:: Exercise requirements ::
Copy, from the entries below, each line where the word "heading" can be found.
'''
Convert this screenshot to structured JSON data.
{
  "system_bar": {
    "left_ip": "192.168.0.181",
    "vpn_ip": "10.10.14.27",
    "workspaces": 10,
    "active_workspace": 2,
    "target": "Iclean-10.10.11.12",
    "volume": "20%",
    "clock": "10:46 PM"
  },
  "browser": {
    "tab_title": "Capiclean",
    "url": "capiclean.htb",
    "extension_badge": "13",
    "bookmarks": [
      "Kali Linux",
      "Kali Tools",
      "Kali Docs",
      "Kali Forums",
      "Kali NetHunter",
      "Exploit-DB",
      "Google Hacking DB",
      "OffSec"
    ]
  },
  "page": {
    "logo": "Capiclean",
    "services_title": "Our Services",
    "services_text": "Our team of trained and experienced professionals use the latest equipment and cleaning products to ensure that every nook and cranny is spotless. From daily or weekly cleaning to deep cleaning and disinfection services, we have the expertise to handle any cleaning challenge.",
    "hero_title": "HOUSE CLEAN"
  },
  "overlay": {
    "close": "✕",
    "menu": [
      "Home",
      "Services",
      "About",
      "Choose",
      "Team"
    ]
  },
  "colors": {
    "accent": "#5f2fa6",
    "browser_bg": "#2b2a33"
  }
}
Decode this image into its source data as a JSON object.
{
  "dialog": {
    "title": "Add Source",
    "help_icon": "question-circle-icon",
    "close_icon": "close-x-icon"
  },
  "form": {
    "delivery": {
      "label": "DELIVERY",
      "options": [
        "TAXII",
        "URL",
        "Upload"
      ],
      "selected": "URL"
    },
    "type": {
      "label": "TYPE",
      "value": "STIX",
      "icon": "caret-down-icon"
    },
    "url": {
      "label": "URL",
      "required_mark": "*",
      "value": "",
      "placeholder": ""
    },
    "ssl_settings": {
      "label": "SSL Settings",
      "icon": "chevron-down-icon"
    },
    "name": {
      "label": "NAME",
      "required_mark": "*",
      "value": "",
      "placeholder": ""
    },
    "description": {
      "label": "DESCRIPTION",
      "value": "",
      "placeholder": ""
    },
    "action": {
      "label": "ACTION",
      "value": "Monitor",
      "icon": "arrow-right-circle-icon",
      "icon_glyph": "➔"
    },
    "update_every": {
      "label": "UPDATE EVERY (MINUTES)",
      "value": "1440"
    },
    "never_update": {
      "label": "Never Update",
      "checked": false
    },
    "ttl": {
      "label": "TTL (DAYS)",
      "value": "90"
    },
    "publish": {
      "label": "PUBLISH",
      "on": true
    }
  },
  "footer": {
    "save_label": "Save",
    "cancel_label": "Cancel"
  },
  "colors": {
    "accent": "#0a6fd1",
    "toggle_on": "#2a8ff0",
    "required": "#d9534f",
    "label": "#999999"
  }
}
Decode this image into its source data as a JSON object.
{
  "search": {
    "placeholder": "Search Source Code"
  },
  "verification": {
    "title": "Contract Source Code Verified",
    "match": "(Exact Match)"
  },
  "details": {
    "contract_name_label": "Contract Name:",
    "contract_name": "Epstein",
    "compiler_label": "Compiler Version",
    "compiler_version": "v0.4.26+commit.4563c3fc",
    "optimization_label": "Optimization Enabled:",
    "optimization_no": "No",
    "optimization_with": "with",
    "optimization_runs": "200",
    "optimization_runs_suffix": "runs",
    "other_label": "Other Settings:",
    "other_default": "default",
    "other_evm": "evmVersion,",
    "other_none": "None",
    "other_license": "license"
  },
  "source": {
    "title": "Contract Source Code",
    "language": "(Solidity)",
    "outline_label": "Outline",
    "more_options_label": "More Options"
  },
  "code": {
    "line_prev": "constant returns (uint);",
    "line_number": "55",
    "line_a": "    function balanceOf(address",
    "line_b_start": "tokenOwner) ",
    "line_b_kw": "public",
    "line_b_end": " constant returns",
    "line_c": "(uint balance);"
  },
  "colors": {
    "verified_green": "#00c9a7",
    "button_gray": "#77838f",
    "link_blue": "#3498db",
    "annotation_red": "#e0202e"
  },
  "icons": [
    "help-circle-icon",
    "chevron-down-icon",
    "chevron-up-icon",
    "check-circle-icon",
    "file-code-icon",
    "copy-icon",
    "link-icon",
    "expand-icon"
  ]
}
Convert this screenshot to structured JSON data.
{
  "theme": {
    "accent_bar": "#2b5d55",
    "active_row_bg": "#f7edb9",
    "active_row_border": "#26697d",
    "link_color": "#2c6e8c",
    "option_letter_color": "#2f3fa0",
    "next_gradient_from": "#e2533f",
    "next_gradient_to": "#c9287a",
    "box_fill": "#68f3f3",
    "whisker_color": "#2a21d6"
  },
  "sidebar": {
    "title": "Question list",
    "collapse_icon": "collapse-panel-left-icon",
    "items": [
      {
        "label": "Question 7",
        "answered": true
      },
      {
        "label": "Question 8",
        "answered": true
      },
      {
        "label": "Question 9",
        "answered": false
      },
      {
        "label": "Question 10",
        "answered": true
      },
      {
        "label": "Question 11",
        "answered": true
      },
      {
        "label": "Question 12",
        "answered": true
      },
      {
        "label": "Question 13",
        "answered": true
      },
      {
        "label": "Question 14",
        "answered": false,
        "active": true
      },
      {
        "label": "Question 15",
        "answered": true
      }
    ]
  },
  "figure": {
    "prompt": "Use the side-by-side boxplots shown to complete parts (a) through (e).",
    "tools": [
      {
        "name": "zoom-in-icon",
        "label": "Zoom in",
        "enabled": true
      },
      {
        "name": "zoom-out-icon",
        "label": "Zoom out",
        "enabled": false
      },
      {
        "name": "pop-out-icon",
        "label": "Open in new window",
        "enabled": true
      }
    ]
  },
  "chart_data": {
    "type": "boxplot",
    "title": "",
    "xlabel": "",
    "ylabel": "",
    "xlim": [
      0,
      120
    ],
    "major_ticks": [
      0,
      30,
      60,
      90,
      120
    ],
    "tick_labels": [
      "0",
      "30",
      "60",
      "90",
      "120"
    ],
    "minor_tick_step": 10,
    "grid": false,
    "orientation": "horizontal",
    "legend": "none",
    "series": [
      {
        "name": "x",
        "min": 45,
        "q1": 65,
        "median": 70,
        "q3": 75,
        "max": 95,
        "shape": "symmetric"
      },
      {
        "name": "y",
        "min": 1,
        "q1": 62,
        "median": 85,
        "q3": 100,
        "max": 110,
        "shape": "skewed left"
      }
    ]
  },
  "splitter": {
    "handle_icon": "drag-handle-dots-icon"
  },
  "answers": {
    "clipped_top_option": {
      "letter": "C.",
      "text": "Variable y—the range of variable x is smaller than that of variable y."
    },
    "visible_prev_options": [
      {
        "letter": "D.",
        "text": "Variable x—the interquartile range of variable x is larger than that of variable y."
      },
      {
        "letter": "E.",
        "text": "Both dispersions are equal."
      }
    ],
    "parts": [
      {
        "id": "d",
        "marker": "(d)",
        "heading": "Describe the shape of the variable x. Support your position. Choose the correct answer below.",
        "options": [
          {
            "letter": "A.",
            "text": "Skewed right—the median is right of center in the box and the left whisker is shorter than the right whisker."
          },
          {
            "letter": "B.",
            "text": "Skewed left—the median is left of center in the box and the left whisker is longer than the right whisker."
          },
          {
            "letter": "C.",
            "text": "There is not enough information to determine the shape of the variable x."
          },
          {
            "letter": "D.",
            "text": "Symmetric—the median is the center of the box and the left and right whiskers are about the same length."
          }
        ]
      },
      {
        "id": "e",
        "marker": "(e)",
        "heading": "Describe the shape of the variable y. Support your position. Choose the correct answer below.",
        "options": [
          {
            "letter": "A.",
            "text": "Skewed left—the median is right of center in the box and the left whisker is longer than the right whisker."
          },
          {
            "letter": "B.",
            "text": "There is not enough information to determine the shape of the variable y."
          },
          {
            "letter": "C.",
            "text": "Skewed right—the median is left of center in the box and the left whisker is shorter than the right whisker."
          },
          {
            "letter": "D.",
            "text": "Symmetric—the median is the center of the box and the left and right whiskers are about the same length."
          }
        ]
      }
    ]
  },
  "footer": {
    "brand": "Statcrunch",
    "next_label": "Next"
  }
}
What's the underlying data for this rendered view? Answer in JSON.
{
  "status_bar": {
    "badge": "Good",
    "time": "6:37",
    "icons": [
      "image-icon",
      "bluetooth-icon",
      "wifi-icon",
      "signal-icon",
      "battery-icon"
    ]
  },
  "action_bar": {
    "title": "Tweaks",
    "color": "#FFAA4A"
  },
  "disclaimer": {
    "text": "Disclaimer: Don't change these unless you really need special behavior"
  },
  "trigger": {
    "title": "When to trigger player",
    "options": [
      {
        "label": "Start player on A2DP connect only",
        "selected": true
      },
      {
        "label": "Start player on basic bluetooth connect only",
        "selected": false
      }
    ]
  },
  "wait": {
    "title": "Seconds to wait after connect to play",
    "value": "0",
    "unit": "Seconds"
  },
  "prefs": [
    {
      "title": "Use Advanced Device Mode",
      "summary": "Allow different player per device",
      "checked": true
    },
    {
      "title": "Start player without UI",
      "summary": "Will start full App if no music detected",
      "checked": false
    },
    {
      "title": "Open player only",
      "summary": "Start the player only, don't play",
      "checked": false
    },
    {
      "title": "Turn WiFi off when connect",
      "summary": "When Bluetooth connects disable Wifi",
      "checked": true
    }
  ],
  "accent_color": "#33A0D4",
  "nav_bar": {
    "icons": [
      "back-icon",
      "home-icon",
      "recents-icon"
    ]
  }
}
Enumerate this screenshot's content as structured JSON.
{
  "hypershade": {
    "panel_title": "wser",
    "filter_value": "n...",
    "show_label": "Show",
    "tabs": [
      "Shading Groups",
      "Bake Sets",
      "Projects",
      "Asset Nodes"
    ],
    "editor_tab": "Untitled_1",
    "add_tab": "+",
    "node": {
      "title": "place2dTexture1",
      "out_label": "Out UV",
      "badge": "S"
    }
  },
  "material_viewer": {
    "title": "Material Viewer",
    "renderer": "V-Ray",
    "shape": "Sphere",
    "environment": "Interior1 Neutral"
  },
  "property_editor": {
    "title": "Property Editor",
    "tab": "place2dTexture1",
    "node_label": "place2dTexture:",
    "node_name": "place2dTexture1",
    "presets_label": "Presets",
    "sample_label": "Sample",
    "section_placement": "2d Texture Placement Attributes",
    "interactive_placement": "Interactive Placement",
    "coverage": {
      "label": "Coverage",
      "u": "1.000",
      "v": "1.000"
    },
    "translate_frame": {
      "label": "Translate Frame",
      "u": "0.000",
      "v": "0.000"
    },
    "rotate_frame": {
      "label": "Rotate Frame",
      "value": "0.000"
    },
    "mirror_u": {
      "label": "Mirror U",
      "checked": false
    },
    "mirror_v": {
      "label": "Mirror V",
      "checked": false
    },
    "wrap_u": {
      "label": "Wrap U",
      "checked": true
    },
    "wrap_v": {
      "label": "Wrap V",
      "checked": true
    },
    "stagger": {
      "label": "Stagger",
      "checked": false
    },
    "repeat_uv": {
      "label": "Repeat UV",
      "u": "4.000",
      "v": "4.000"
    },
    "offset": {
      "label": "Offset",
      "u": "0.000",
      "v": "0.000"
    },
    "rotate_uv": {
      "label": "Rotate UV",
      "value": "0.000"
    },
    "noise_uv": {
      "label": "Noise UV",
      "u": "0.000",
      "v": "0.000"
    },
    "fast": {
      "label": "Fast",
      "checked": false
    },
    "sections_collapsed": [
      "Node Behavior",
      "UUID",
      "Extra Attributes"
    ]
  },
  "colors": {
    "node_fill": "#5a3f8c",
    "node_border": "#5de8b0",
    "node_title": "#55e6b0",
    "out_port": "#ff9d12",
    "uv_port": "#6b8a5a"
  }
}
'''
:: Complete response ::
        "heading": "Describe the shape of the variable x. Support your position. Choose the correct answer below.",
        "heading": "Describe the shape of the variable y. Support your position. Choose the correct answer below.",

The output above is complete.